**Exercise brief:** Find the lines with the string "Score" and return them.

**Provided data:**
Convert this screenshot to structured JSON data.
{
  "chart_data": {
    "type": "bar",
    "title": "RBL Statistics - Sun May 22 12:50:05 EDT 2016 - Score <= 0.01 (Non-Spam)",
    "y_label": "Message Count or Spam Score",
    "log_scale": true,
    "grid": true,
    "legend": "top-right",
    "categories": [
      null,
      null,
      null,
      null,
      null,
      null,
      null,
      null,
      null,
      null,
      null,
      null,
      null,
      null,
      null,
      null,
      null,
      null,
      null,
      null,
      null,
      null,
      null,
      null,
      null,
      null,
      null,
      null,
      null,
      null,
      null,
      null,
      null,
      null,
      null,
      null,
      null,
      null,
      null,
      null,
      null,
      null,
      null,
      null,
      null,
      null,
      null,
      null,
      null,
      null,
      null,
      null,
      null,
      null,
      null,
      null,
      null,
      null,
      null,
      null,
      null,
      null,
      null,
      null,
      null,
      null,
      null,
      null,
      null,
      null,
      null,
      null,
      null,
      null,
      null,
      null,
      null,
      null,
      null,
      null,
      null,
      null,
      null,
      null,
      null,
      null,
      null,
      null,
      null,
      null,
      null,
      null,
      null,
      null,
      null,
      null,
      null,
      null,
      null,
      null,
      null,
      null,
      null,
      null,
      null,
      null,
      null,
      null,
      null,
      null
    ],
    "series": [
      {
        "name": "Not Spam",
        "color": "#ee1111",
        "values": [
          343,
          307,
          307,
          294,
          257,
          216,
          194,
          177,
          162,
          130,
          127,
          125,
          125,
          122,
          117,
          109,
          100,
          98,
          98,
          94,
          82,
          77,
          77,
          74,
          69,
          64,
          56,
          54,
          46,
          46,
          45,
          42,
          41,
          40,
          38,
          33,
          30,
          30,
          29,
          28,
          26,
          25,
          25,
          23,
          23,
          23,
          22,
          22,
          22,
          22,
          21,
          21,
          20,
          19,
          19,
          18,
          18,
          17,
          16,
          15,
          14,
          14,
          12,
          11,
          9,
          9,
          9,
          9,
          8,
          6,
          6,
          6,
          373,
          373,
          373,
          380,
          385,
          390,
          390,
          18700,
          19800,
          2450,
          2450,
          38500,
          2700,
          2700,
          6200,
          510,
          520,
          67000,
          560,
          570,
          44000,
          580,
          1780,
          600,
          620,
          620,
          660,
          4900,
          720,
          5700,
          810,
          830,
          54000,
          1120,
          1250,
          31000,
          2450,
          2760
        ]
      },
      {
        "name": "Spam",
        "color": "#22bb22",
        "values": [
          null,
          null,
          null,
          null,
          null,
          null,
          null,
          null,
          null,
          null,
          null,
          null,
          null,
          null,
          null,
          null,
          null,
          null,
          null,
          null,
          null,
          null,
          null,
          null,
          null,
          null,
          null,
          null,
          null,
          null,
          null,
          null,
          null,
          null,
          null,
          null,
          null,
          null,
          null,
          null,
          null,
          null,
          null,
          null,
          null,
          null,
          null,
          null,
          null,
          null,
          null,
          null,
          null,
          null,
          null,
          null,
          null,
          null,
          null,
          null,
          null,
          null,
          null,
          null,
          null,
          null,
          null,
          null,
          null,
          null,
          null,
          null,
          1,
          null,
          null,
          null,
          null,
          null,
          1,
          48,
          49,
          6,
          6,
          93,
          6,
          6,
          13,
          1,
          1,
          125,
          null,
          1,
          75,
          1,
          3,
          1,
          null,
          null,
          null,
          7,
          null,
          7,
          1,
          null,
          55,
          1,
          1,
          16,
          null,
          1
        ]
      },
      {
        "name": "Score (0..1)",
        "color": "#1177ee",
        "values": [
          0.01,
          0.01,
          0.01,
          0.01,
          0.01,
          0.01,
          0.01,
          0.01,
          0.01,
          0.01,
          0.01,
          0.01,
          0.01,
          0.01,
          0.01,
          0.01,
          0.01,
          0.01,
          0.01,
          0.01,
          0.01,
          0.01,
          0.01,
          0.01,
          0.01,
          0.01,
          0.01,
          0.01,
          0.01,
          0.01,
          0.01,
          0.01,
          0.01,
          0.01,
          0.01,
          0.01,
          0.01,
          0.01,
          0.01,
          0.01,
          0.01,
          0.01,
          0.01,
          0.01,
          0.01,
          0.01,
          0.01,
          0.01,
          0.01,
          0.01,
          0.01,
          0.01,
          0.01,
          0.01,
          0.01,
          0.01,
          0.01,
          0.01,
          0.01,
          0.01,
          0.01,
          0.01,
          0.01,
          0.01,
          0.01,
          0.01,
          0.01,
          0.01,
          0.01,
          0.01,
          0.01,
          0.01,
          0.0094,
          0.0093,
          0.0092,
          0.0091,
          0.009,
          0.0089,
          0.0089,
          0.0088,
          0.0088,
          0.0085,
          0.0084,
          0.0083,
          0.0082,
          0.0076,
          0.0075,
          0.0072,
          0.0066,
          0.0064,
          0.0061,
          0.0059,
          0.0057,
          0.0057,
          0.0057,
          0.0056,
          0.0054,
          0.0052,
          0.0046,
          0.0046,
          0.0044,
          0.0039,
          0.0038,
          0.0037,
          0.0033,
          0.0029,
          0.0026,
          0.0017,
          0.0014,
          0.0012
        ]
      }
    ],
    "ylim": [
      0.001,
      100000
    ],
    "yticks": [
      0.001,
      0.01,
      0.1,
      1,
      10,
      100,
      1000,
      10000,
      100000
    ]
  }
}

**Solution:**
    "title": "RBL Statistics - Sun May 22 12:50:05 EDT 2016 - Score <= 0.01 (Non-Spam)",
    "y_label": "Message Count or Spam Score",
        "name": "Score (0..1)",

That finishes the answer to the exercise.